■ WHAT YOU SHOULD DO ■
Transcribe all the entries word for word, but omit the images.

Data excerpts:
** begin **
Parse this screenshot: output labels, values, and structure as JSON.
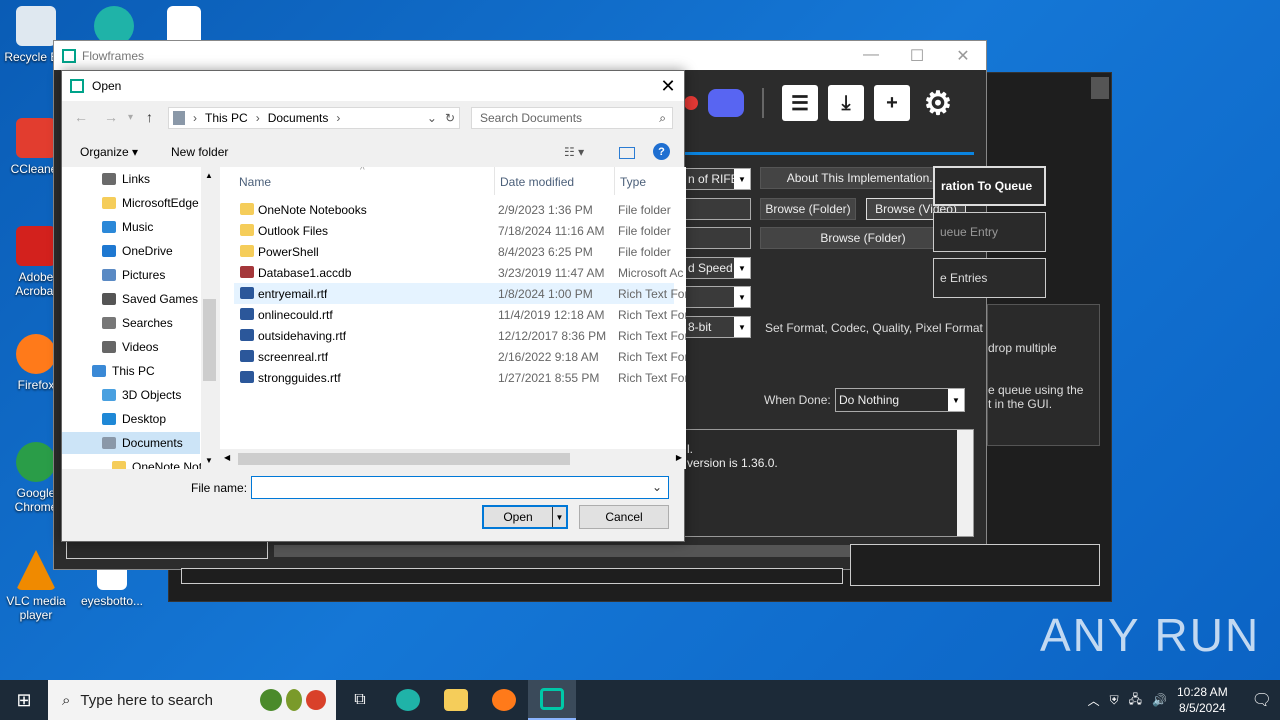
{
  "desktop": {
    "icons": [
      {
        "label": "Recycle Bin",
        "color": "#dfe8f0"
      },
      {
        "label": "CCleaner",
        "color": "#e23d2f"
      },
      {
        "label": "Adobe Acrobat",
        "color": "#d3211d"
      },
      {
        "label": "Firefox",
        "color": "#ff7a1a"
      },
      {
        "label": "Google Chrome",
        "color": "#2a9d48"
      },
      {
        "label": "VLC media player",
        "color": "#f08a00"
      },
      {
        "label": "eyesbotto...",
        "color": "#ffffff"
      }
    ],
    "watermark": "ANY RUN"
  },
  "flowframes": {
    "title": "Flowframes",
    "buttons": {
      "about": "About This Implementation...",
      "browse_folder_1": "Browse (Folder)",
      "browse_video": "Browse (Video)",
      "browse_folder_2": "Browse (Folder)",
      "add_queue": "ration To Queue",
      "queue_entry": "ueue Entry",
      "entries": "e Entries"
    },
    "selects": {
      "ai": "n of RIFE",
      "speed": "d Speed",
      "bit": "8-bit",
      "when_done": "Do Nothing"
    },
    "labels": {
      "set_format": "Set Format, Codec, Quality, Pixel Format",
      "when_done": "When Done:",
      "drop": "drop multiple",
      "queue_gui": "e queue using the\nt in the GUI."
    },
    "log": {
      "line1": "l.",
      "line2": "version is 1.36.0."
    },
    "toolbar_icons": [
      "record-icon",
      "discord-icon",
      "list-icon",
      "download-icon",
      "add-icon",
      "settings-icon"
    ]
  },
  "dialog": {
    "title": "Open",
    "breadcrumb": [
      "This PC",
      "Documents"
    ],
    "search_placeholder": "Search Documents",
    "organize": "Organize",
    "new_folder": "New folder",
    "nav_items": [
      {
        "label": "Links",
        "icon": "links-icon",
        "color": "#6a6a6a"
      },
      {
        "label": "MicrosoftEdge",
        "icon": "folder-icon",
        "color": "#f5cd5a"
      },
      {
        "label": "Music",
        "icon": "music-icon",
        "color": "#2b88d8"
      },
      {
        "label": "OneDrive",
        "icon": "cloud-icon",
        "color": "#1e78d1"
      },
      {
        "label": "Pictures",
        "icon": "pictures-icon",
        "color": "#5a8ac4"
      },
      {
        "label": "Saved Games",
        "icon": "games-icon",
        "color": "#555555"
      },
      {
        "label": "Searches",
        "icon": "search-icon",
        "color": "#777777"
      },
      {
        "label": "Videos",
        "icon": "videos-icon",
        "color": "#666666"
      },
      {
        "label": "This PC",
        "icon": "pc-icon",
        "color": "#3a89d6"
      },
      {
        "label": "3D Objects",
        "icon": "cube-icon",
        "color": "#49a0e0"
      },
      {
        "label": "Desktop",
        "icon": "desktop-icon",
        "color": "#1f88d6"
      },
      {
        "label": "Documents",
        "icon": "documents-icon",
        "color": "#8a98a8"
      },
      {
        "label": "OneNote Not",
        "icon": "folder-icon",
        "color": "#f5cd5a"
      }
    ],
    "columns": {
      "name": "Name",
      "date": "Date modified",
      "type": "Type"
    },
    "files": [
      {
        "name": "OneNote Notebooks",
        "date": "2/9/2023 1:36 PM",
        "type": "File folder",
        "color": "#f5cd5a"
      },
      {
        "name": "Outlook Files",
        "date": "7/18/2024 11:16 AM",
        "type": "File folder",
        "color": "#f5cd5a"
      },
      {
        "name": "PowerShell",
        "date": "8/4/2023 6:25 PM",
        "type": "File folder",
        "color": "#f5cd5a"
      },
      {
        "name": "Database1.accdb",
        "date": "3/23/2019 11:47 AM",
        "type": "Microsoft Ac",
        "color": "#a4373a"
      },
      {
        "name": "entryemail.rtf",
        "date": "1/8/2024 1:00 PM",
        "type": "Rich Text For",
        "color": "#2b579a"
      },
      {
        "name": "onlinecould.rtf",
        "date": "11/4/2019 12:18 AM",
        "type": "Rich Text For",
        "color": "#2b579a"
      },
      {
        "name": "outsidehaving.rtf",
        "date": "12/12/2017 8:36 PM",
        "type": "Rich Text For",
        "color": "#2b579a"
      },
      {
        "name": "screenreal.rtf",
        "date": "2/16/2022 9:18 AM",
        "type": "Rich Text For",
        "color": "#2b579a"
      },
      {
        "name": "strongguides.rtf",
        "date": "1/27/2021 8:55 PM",
        "type": "Rich Text For",
        "color": "#2b579a"
      }
    ],
    "filename_label": "File name:",
    "filename_value": "",
    "open_button": "Open",
    "cancel_button": "Cancel"
  },
  "taskbar": {
    "search_placeholder": "Type here to search",
    "time": "10:28 AM",
    "date": "8/5/2024"
  }
}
** end **
■ ANSWER FOR THIS EXERCISE ■
Parse this screenshot: output labels, values, and structure as JSON.
{
  "desktop": {
    "icons": [
      {
        "label": "Recycle Bin",
        "color": "#dfe8f0"
      },
      {
        "label": "CCleaner",
        "color": "#e23d2f"
      },
      {
        "label": "Adobe Acrobat",
        "color": "#d3211d"
      },
      {
        "label": "Firefox",
        "color": "#ff7a1a"
      },
      {
        "label": "Google Chrome",
        "color": "#2a9d48"
      },
      {
        "label": "VLC media player",
        "color": "#f08a00"
      },
      {
        "label": "eyesbotto...",
        "color": "#ffffff"
      }
    ],
    "watermark": "ANY RUN"
  },
  "flowframes": {
    "title": "Flowframes",
    "buttons": {
      "about": "About This Implementation...",
      "browse_folder_1": "Browse (Folder)",
      "browse_video": "Browse (Video)",
      "browse_folder_2": "Browse (Folder)",
      "add_queue": "ration To Queue",
      "queue_entry": "ueue Entry",
      "entries": "e Entries"
    },
    "selects": {
      "ai": "n of RIFE",
      "speed": "d Speed",
      "bit": "8-bit",
      "when_done": "Do Nothing"
    },
    "labels": {
      "set_format": "Set Format, Codec, Quality, Pixel Format",
      "when_done": "When Done:",
      "drop": "drop multiple",
      "queue_gui": "e queue using the\nt in the GUI."
    },
    "log": {
      "line1": "l.",
      "line2": "version is 1.36.0."
    },
    "toolbar_icons": [
      "record-icon",
      "discord-icon",
      "list-icon",
      "download-icon",
      "add-icon",
      "settings-icon"
    ]
  },
  "dialog": {
    "title": "Open",
    "breadcrumb": [
      "This PC",
      "Documents"
    ],
    "search_placeholder": "Search Documents",
    "organize": "Organize",
    "new_folder": "New folder",
    "nav_items": [
      {
        "label": "Links",
        "icon": "links-icon",
        "color": "#6a6a6a"
      },
      {
        "label": "MicrosoftEdge",
        "icon": "folder-icon",
        "color": "#f5cd5a"
      },
      {
        "label": "Music",
        "icon": "music-icon",
        "color": "#2b88d8"
      },
      {
        "label": "OneDrive",
        "icon": "cloud-icon",
        "color": "#1e78d1"
      },
      {
        "label": "Pictures",
        "icon": "pictures-icon",
        "color": "#5a8ac4"
      },
      {
        "label": "Saved Games",
        "icon": "games-icon",
        "color": "#555555"
      },
      {
        "label": "Searches",
        "icon": "search-icon",
        "color": "#777777"
      },
      {
        "label": "Videos",
        "icon": "videos-icon",
        "color": "#666666"
      },
      {
        "label": "This PC",
        "icon": "pc-icon",
        "color": "#3a89d6"
      },
      {
        "label": "3D Objects",
        "icon": "cube-icon",
        "color": "#49a0e0"
      },
      {
        "label": "Desktop",
        "icon": "desktop-icon",
        "color": "#1f88d6"
      },
      {
        "label": "Documents",
        "icon": "documents-icon",
        "color": "#8a98a8"
      },
      {
        "label": "OneNote Not",
        "icon": "folder-icon",
        "color": "#f5cd5a"
      }
    ],
    "columns": {
      "name": "Name",
      "date": "Date modified",
      "type": "Type"
    },
    "files": [
      {
        "name": "OneNote Notebooks",
        "date": "2/9/2023 1:36 PM",
        "type": "File folder",
        "color": "#f5cd5a"
      },
      {
        "name": "Outlook Files",
        "date": "7/18/2024 11:16 AM",
        "type": "File folder",
        "color": "#f5cd5a"
      },
      {
        "name": "PowerShell",
        "date": "8/4/2023 6:25 PM",
        "type": "File folder",
        "color": "#f5cd5a"
      },
      {
        "name": "Database1.accdb",
        "date": "3/23/2019 11:47 AM",
        "type": "Microsoft Ac",
        "color": "#a4373a"
      },
      {
        "name": "entryemail.rtf",
        "date": "1/8/2024 1:00 PM",
        "type": "Rich Text For",
        "color": "#2b579a"
      },
      {
        "name": "onlinecould.rtf",
        "date": "11/4/2019 12:18 AM",
        "type": "Rich Text For",
        "color": "#2b579a"
      },
      {
        "name": "outsidehaving.rtf",
        "date": "12/12/2017 8:36 PM",
        "type": "Rich Text For",
        "color": "#2b579a"
      },
      {
        "name": "screenreal.rtf",
        "date": "2/16/2022 9:18 AM",
        "type": "Rich Text For",
        "color": "#2b579a"
      },
      {
        "name": "strongguides.rtf",
        "date": "1/27/2021 8:55 PM",
        "type": "Rich Text For",
        "color": "#2b579a"
      }
    ],
    "filename_label": "File name:",
    "filename_value": "",
    "open_button": "Open",
    "cancel_button": "Cancel"
  },
  "taskbar": {
    "search_placeholder": "Type here to search",
    "time": "10:28 AM",
    "date": "8/5/2024"
  }
}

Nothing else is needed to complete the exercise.